**Source material**
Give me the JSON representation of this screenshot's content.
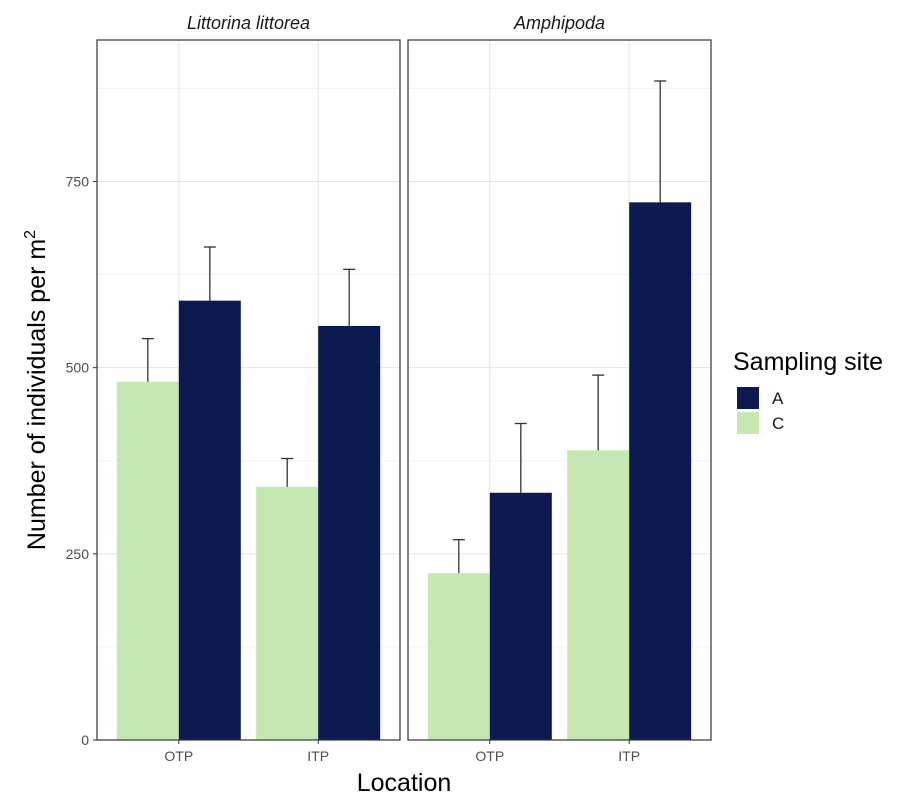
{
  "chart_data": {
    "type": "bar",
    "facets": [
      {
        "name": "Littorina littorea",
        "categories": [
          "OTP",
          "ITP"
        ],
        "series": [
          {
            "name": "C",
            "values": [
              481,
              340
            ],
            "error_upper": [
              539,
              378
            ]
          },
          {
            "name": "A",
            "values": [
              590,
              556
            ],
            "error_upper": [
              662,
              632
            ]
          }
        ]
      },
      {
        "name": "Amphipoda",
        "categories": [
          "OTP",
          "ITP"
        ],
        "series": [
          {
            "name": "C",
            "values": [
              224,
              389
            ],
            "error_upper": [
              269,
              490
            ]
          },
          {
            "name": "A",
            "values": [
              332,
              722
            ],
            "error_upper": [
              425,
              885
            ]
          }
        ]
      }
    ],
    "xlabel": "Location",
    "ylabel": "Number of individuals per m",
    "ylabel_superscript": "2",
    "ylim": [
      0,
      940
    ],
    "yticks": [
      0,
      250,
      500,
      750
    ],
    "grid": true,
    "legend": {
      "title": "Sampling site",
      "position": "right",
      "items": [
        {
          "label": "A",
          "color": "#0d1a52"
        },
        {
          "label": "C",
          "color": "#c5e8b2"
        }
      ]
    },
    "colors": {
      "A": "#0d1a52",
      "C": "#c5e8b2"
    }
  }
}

**Goal of the exercise**
Give the entries again word for word, but skip the pictures.

**Reply to the exercise**
Give me the JSON representation of this screenshot's content.
{
  "chart_data": {
    "type": "bar",
    "facets": [
      {
        "name": "Littorina littorea",
        "categories": [
          "OTP",
          "ITP"
        ],
        "series": [
          {
            "name": "C",
            "values": [
              481,
              340
            ],
            "error_upper": [
              539,
              378
            ]
          },
          {
            "name": "A",
            "values": [
              590,
              556
            ],
            "error_upper": [
              662,
              632
            ]
          }
        ]
      },
      {
        "name": "Amphipoda",
        "categories": [
          "OTP",
          "ITP"
        ],
        "series": [
          {
            "name": "C",
            "values": [
              224,
              389
            ],
            "error_upper": [
              269,
              490
            ]
          },
          {
            "name": "A",
            "values": [
              332,
              722
            ],
            "error_upper": [
              425,
              885
            ]
          }
        ]
      }
    ],
    "xlabel": "Location",
    "ylabel": "Number of individuals per m",
    "ylabel_superscript": "2",
    "ylim": [
      0,
      940
    ],
    "yticks": [
      0,
      250,
      500,
      750
    ],
    "grid": true,
    "legend": {
      "title": "Sampling site",
      "position": "right",
      "items": [
        {
          "label": "A",
          "color": "#0d1a52"
        },
        {
          "label": "C",
          "color": "#c5e8b2"
        }
      ]
    },
    "colors": {
      "A": "#0d1a52",
      "C": "#c5e8b2"
    }
  }
}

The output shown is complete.